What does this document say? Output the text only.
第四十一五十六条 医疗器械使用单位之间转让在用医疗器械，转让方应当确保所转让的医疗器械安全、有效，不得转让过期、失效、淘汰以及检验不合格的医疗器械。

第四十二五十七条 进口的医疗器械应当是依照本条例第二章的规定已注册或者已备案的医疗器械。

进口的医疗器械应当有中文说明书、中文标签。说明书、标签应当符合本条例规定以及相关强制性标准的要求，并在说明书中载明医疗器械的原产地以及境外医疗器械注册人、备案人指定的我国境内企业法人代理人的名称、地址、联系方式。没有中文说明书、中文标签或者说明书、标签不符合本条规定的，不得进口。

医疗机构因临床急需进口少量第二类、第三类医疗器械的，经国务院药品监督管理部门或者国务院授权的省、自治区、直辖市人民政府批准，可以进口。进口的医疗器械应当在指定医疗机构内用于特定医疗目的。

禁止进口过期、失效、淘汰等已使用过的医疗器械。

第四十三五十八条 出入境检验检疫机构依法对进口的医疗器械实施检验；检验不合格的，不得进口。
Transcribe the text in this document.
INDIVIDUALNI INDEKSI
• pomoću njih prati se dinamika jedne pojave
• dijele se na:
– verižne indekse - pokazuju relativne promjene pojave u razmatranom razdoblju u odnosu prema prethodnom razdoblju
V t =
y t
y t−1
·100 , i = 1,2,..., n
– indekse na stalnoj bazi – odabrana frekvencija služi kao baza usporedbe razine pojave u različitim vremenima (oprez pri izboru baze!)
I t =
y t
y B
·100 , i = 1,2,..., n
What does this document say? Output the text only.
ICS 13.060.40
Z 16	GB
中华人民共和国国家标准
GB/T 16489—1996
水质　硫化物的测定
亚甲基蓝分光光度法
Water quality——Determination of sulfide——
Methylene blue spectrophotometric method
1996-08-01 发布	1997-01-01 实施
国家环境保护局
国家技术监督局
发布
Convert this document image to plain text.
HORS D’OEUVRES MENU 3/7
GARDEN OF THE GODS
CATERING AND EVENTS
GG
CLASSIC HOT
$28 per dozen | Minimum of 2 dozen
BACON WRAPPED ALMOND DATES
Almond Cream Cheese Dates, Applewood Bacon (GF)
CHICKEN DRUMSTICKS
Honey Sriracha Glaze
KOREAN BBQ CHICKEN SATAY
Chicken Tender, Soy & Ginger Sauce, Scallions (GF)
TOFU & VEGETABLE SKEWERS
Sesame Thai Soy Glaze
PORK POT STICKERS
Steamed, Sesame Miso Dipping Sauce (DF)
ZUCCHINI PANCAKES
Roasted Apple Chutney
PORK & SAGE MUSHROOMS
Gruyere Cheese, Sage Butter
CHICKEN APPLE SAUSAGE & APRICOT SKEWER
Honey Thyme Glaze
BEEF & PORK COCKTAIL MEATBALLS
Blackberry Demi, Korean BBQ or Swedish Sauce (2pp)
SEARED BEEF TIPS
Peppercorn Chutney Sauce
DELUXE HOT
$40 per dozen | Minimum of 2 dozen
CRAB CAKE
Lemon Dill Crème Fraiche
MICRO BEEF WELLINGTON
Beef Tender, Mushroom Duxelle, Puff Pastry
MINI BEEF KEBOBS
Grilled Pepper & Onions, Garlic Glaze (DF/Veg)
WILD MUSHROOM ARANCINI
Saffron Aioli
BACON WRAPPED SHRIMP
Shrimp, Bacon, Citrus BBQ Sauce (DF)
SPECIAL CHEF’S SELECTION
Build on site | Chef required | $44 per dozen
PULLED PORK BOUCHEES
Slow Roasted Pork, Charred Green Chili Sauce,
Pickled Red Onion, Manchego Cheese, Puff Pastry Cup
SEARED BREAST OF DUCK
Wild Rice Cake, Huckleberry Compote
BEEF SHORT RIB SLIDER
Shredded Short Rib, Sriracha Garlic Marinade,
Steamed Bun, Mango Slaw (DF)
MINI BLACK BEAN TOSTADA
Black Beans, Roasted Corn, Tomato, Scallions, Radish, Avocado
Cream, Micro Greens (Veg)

* * *

Written instruction:
Extract every record and return it verbatim.

Solution to the exercise:
What does this document say? Output the text only.
第四十一五十六条 医疗器械使用单位之间转让在用医疗器械，转让方应当确保所转让的医疗器械安全、有效，不得转让过期、失效、淘汰以及检验不合格的医疗器械。

第四十二五十七条 进口的医疗器械应当是依照本条例第二章的规定已注册或者已备案的医疗器械。

进口的医疗器械应当有中文说明书、中文标签。说明书、标签应当符合本条例规定以及相关强制性标准的要求，并在说明书中载明医疗器械的原产地以及境外医疗器械注册人、备案人指定的我国境内企业法人代理人的名称、地址、联系方式。没有中文说明书、中文标签或者说明书、标签不符合本条规定的，不得进口。

医疗机构因临床急需进口少量第二类、第三类医疗器械的，经国务院药品监督管理部门或者国务院授权的省、自治区、直辖市人民政府批准，可以进口。进口的医疗器械应当在指定医疗机构内用于特定医疗目的。

禁止进口过期、失效、淘汰等已使用过的医疗器械。

第四十三五十八条 出入境检验检疫机构依法对进口的医疗器械实施检验；检验不合格的，不得进口。
Transcribe the text in this document.
INDIVIDUALNI INDEKSI
• pomoću njih prati se dinamika jedne pojave
• dijele se na:
– verižne indekse - pokazuju relativne promjene pojave u razmatranom razdoblju u odnosu prema prethodnom razdoblju
V t =
y t
y t−1
·100 , i = 1,2,..., n
– indekse na stalnoj bazi – odabrana frekvencija služi kao baza usporedbe razine pojave u različitim vremenima (oprez pri izboru baze!)
I t =
y t
y B
·100 , i = 1,2,..., n
What does this document say? Output the text only.
ICS 13.060.40
Z 16	GB
中华人民共和国国家标准
GB/T 16489—1996
水质　硫化物的测定
亚甲基蓝分光光度法
Water quality——Determination of sulfide——
Methylene blue spectrophotometric method
1996-08-01 发布	1997-01-01 实施
国家环境保护局
国家技术监督局
发布
Convert this document image to plain text.
HORS D’OEUVRES MENU 3/7
GARDEN OF THE GODS
CATERING AND EVENTS
GG
CLASSIC HOT
$28 per dozen | Minimum of 2 dozen
BACON WRAPPED ALMOND DATES
Almond Cream Cheese Dates, Applewood Bacon (GF)
CHICKEN DRUMSTICKS
Honey Sriracha Glaze
KOREAN BBQ CHICKEN SATAY
Chicken Tender, Soy & Ginger Sauce, Scallions (GF)
TOFU & VEGETABLE SKEWERS
Sesame Thai Soy Glaze
PORK POT STICKERS
Steamed, Sesame Miso Dipping Sauce (DF)
ZUCCHINI PANCAKES
Roasted Apple Chutney
PORK & SAGE MUSHROOMS
Gruyere Cheese, Sage Butter
CHICKEN APPLE SAUSAGE & APRICOT SKEWER
Honey Thyme Glaze
BEEF & PORK COCKTAIL MEATBALLS
Blackberry Demi, Korean BBQ or Swedish Sauce (2pp)
SEARED BEEF TIPS
Peppercorn Chutney Sauce
DELUXE HOT
$40 per dozen | Minimum of 2 dozen
CRAB CAKE
Lemon Dill Crème Fraiche
MICRO BEEF WELLINGTON
Beef Tender, Mushroom Duxelle, Puff Pastry
MINI BEEF KEBOBS
Grilled Pepper & Onions, Garlic Glaze (DF/Veg)
WILD MUSHROOM ARANCINI
Saffron Aioli
BACON WRAPPED SHRIMP
Shrimp, Bacon, Citrus BBQ Sauce (DF)
SPECIAL CHEF’S SELECTION
Build on site | Chef required | $44 per dozen
PULLED PORK BOUCHEES
Slow Roasted Pork, Charred Green Chili Sauce,
Pickled Red Onion, Manchego Cheese, Puff Pastry Cup
SEARED BREAST OF DUCK
Wild Rice Cake, Huckleberry Compote
BEEF SHORT RIB SLIDER
Shredded Short Rib, Sriracha Garlic Marinade,
Steamed Bun, Mango Slaw (DF)
MINI BLACK BEAN TOSTADA
Black Beans, Roasted Corn, Tomato, Scallions, Radish, Avocado
Cream, Micro Greens (Veg)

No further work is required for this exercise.